What to do – Pull each line containing "искала" out of the data and copy it.

Extracted entries –
Begin

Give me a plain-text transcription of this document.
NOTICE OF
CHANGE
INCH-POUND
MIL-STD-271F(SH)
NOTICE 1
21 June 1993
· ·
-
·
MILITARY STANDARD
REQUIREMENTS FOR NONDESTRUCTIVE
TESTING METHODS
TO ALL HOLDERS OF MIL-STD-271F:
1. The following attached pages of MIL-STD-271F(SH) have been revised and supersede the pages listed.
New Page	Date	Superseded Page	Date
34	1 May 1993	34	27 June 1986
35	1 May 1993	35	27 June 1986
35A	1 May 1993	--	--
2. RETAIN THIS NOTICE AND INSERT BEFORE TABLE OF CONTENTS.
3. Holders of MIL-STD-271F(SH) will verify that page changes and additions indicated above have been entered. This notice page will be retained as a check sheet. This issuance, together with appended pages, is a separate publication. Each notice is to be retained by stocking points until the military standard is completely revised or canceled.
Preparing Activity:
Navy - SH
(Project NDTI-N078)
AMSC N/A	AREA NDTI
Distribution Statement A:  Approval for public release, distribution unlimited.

End
Begin

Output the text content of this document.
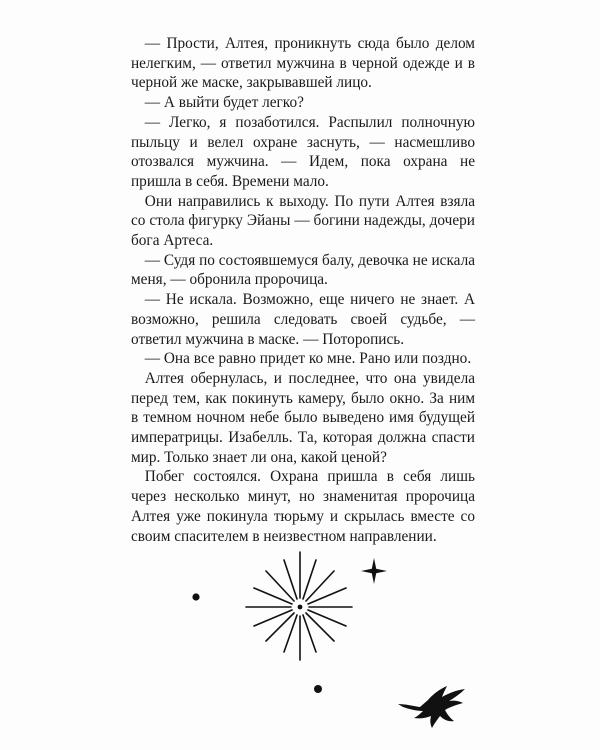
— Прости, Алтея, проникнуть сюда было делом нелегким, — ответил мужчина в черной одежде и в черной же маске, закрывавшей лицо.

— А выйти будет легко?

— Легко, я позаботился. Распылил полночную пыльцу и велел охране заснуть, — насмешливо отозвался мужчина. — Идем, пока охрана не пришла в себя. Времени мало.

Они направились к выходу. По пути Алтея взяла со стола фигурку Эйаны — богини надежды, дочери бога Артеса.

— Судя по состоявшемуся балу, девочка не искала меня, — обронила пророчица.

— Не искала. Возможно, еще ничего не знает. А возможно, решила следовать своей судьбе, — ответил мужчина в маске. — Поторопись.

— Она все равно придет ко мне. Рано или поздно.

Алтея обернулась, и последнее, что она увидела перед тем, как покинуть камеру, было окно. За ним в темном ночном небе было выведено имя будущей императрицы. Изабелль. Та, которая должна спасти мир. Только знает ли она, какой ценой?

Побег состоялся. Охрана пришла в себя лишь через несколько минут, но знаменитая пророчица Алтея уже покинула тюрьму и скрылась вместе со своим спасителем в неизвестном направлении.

End

Answer to the problem –
— Судя по состоявшемуся балу, девочка не искала меня, — обронила пророчица.
— Не искала. Возможно, еще ничего не знает. А возможно, решила следовать своей судьбе, — ответил мужчина в маске. — Поторопись.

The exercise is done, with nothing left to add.